Copy out all lines with the word "후기중등교육" in them.

+++ Supplied records

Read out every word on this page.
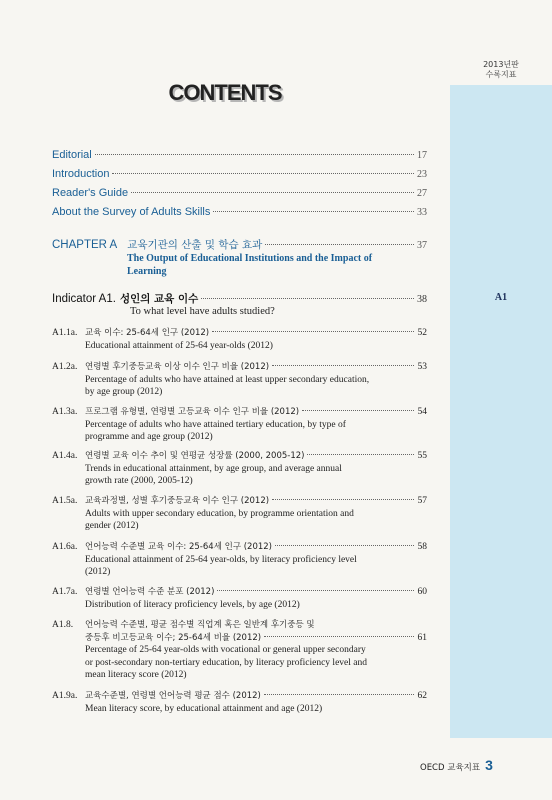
2013년판
수록지표
A1
CONTENTS
Editorial	17
Introduction	23
Reader's Guide	27
About the Survey of Adults Skills	33
CHAPTER A 교육기관의 산출 및 학습 효과	37
The Output of Educational Institutions and the Impact of
Learning
Indicator A1. 성인의 교육 이수	38
To what level have adults studied?
A1.1a. 교육 이수: 25-64세 인구 (2012)	52
Educational attainment of 25-64 year-olds (2012)
A1.2a. 연령별 후기중등교육 이상 이수 인구 비율 (2012)	53
Percentage of adults who have attained at least upper secondary education,
by age group (2012)
A1.3a. 프로그램 유형별, 연령별 고등교육 이수 인구 비율 (2012)	54
Percentage of adults who have attained tertiary education, by type of
programme and age group (2012)
A1.4a. 연령별 교육 이수 추이 및 연평균 성장률 (2000, 2005-12)	55
Trends in educational attainment, by age group, and average annual
growth rate (2000, 2005-12)
A1.5a. 교육과정별, 성별 후기중등교육 이수 인구 (2012)	57
Adults with upper secondary education, by programme orientation and
gender (2012)
A1.6a. 언어능력 수준별 교육 이수: 25-64세 인구 (2012)	58
Educational attainment of 25-64 year-olds, by literacy proficiency level
(2012)
A1.7a. 연령별 언어능력 수준 분포 (2012)	60
Distribution of literacy proficiency levels, by age (2012)
A1.8.	언어능력 수준별, 평균 점수별 직업계 혹은 일반계 후기중등 및
중등후 비고등교육 이수; 25-64세 비율 (2012)	61
Percentage of 25-64 year-olds with vocational or general upper secondary
or post-secondary non-tertiary education, by literacy proficiency level and
mean literacy score (2012)
A1.9a. 교육수준별, 연령별 언어능력 평균 점수 (2012)	62
Mean literacy score, by educational attainment and age (2012)
OECD 교육지표 3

++++++

> Exercise output:
A1.2a. 연령별 후기중등교육 이상 이수 인구 비율 (2012)	53
A1.5a. 교육과정별, 성별 후기중등교육 이수 인구 (2012)	57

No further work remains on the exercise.